* **Text excerpt**:
⁂

FIGS. 5A-5F show exemplary simulation performance data associated with the illustrative power amplifier shown in FIG. 4. Specifically, FIGS. 5A-5F graphically depict results of a load impedance simulation, which is performed using a varying real load impedance, RLOAD. FIGS. 5A and 5B show standard and magnified views, respectively, of a power-versus-frequency spectrum of the composite power amplifier output signal Pout 62. FIGS. 5D and 5E show standard and magnified views, respectively, of a power-versus-frequency spectrum of the digital bitstream 42. From the plot shown in FIG. 5C (power delivered to the real load impedance RLOAD versus the real load impedance RLOAD) and the corresponding tabular information shown in FIG. 5F, it is evident that peak power transfer occurs at RLOAD approximately equal to 0.6Ω, in this embodiment. These results are used in the example discussed below.

⁂

* **Entries supplied**:
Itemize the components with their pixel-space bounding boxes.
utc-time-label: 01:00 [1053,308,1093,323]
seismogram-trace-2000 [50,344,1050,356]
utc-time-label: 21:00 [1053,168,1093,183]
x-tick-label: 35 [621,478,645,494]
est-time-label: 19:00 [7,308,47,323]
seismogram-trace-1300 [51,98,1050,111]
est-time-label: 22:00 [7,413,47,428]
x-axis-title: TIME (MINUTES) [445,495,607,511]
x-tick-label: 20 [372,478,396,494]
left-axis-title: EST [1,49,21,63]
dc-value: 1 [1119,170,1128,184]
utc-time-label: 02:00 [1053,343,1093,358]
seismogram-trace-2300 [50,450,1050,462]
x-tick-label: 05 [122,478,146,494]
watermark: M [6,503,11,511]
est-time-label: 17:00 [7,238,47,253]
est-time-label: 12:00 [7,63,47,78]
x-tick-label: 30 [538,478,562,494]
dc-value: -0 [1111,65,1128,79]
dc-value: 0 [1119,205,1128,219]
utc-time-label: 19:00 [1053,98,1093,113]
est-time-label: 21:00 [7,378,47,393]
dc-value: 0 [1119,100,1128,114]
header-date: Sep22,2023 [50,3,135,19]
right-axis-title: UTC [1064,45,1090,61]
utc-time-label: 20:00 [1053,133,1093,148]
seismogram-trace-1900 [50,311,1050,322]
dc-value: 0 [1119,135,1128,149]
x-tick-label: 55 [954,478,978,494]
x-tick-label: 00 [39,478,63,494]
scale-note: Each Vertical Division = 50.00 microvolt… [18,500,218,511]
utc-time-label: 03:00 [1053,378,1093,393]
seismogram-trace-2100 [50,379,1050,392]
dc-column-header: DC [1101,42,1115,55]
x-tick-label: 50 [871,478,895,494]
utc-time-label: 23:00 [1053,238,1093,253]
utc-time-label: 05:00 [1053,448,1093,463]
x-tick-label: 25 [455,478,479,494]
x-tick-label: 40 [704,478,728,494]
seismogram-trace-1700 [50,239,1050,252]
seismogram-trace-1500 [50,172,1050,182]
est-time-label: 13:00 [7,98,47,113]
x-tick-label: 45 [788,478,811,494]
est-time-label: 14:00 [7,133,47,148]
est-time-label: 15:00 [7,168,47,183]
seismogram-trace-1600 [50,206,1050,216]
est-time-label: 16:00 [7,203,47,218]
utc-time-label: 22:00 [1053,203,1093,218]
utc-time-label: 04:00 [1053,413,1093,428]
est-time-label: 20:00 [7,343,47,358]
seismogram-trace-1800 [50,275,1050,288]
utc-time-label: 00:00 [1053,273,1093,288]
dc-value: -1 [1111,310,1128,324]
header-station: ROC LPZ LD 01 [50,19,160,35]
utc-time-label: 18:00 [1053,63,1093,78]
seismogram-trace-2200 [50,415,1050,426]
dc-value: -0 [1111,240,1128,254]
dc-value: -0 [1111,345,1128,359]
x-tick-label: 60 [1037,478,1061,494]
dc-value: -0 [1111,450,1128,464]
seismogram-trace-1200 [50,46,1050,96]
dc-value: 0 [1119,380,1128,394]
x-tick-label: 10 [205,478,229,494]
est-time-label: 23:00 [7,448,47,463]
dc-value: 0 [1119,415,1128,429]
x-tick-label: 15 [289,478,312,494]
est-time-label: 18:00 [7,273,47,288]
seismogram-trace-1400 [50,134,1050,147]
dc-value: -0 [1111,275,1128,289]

⁂

* **Directions for this task**: Extend the passage about the power amplifier load impedance simulation, starting right after its last sentence.

* **Final result**:
FIG. 6 shows at least a portion of an exemplary dual-channel representation of an embodiment of the invention used for simulation purposes. FIGS. 7A-7F show exemplary simulated performance data associated with the illustrative embodiment shown in FIG. 6. For this simulation, an output power of approximately 17.3 dBmW (or dBm—decibel referenced to milliwatt) was achieved for a 40 MHz bandwidth 8×5 MHz wideband code-division multiple access (WCDMA) signal with a 1.942 GHz carrier and a 6.5 dB peak-to-average power ratio (PAPR). The inherent signal power in the encoded input bitstream 68, referenced to a 1V peak-to-peak level in 50Ω, is approximately −3 dBmW. Starting from the left side of FIG. 6, a voltage controlled voltage source (VCVS) translates a 1V peak-to-peak swing bitstream to a 1.2V peak-to-peak swing bitstream, which is suitable to drive a pre-driver 69 that drives two parallel channels. In each channel, a power driver 71, 73 drives a corresponding bandpass filter 75, 77 and matching circuit 79, 81 before being merged in a combiner 64. The illustrative embodiment shown in FIG. 6 essentially activates both channels in parallel; that is, the thermometer code is assumed to have enabled both AND gates 44 as shown in FIG. 3A.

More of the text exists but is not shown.